Prompt - Count the lines in the entries below that contain the string "series", treating uppercase and lowercase as different. Reply with the number alone.
━━━━
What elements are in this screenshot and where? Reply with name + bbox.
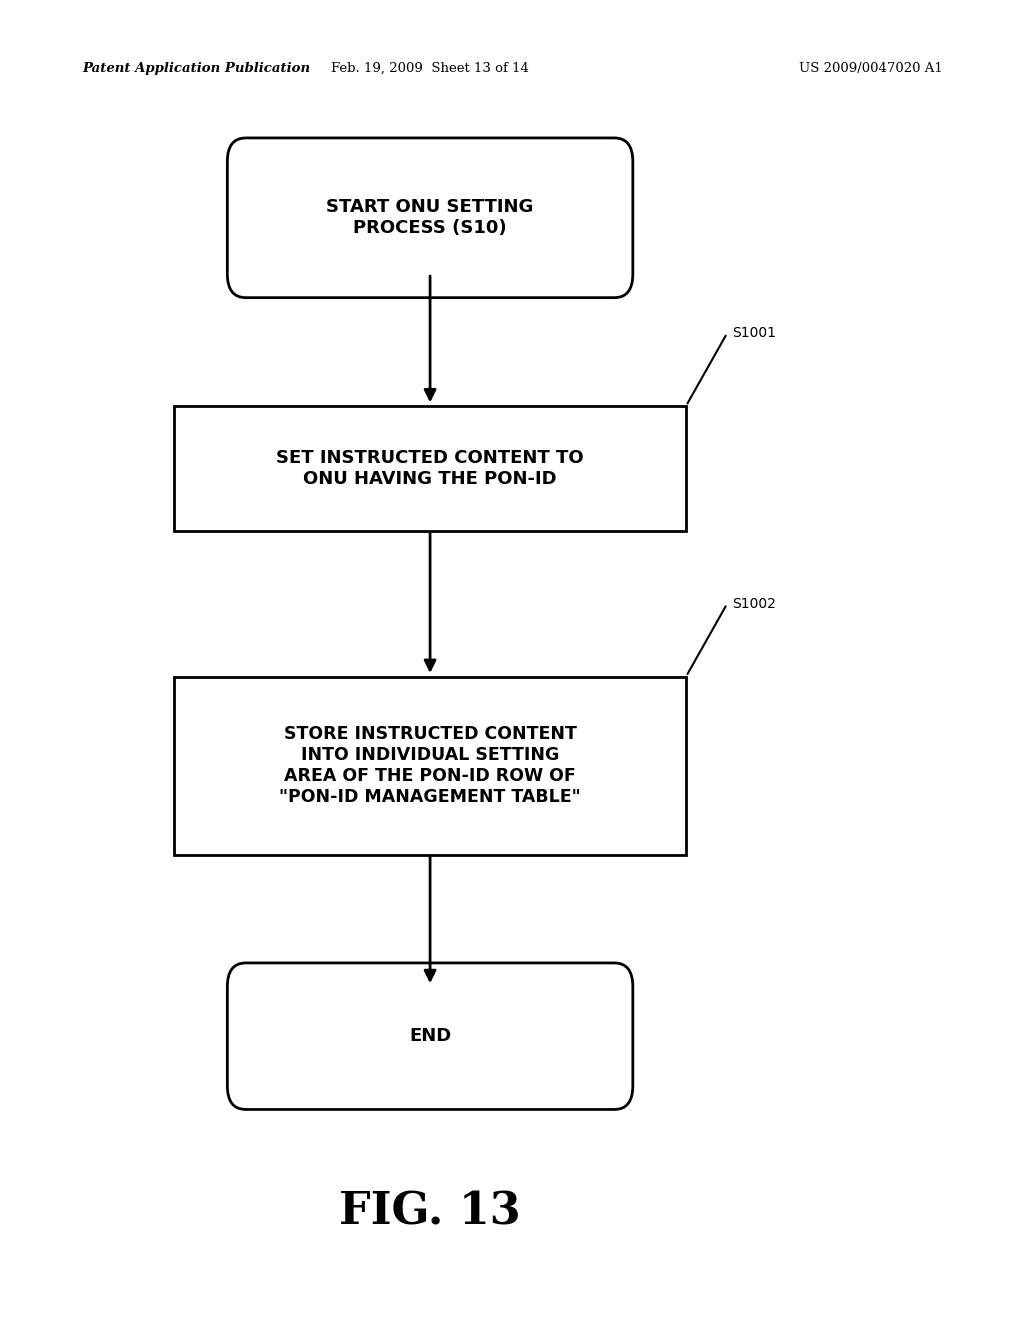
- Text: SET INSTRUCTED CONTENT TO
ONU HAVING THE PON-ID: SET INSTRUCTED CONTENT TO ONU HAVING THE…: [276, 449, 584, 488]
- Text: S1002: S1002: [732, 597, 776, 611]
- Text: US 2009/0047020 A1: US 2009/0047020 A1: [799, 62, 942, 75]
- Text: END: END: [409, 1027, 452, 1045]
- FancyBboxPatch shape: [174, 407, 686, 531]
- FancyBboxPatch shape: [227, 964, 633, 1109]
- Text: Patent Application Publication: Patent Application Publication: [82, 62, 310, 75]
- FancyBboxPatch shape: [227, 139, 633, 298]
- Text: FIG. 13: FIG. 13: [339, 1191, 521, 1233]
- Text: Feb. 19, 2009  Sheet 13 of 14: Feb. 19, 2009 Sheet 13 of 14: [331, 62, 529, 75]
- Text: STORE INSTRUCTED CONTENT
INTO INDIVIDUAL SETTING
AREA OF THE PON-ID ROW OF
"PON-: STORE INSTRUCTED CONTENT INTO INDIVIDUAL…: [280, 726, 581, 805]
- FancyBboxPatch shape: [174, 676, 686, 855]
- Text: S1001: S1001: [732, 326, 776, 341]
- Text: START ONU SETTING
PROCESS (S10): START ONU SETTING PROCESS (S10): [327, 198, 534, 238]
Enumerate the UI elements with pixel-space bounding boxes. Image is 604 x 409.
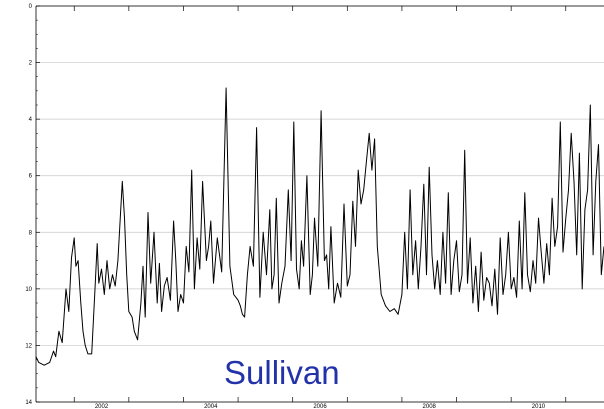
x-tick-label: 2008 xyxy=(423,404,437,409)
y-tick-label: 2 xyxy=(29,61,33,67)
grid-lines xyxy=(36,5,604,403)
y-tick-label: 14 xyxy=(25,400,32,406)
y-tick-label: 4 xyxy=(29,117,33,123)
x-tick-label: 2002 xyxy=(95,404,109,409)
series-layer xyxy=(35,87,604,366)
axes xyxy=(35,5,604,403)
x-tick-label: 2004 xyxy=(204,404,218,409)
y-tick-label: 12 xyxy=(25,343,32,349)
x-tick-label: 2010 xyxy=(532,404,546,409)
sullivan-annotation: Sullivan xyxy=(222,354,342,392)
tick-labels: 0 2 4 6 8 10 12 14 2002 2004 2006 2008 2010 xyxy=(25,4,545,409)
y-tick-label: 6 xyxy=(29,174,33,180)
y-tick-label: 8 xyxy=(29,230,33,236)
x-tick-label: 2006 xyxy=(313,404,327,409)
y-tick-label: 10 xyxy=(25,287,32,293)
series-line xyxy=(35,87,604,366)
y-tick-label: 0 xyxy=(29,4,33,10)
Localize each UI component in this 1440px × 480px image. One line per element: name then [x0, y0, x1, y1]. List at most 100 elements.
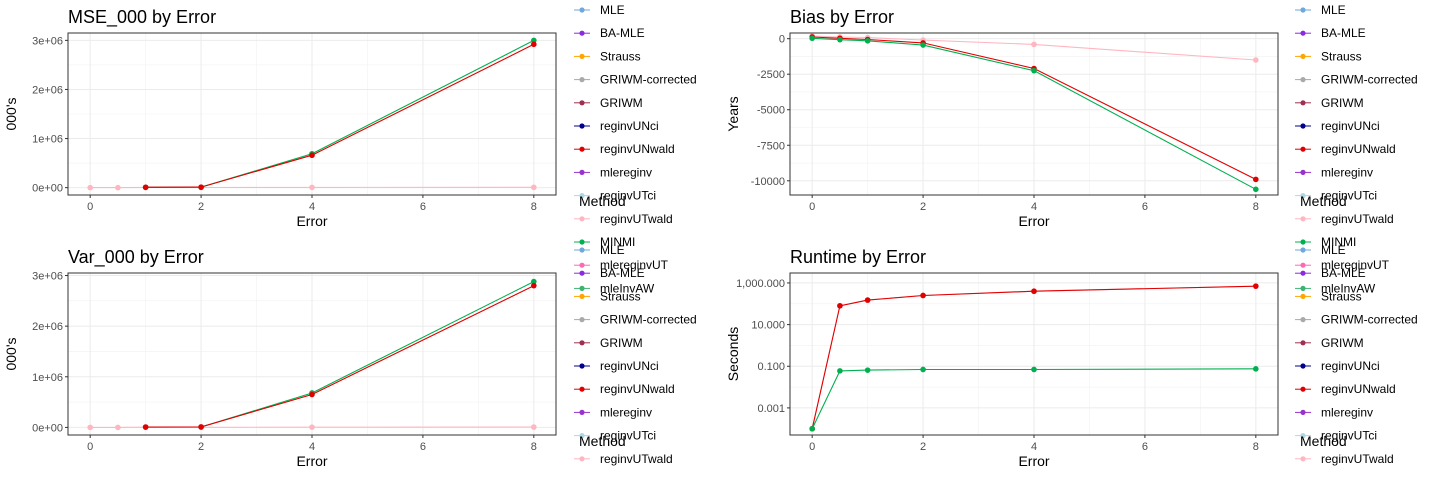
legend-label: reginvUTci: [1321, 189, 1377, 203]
━━━━
In response - 2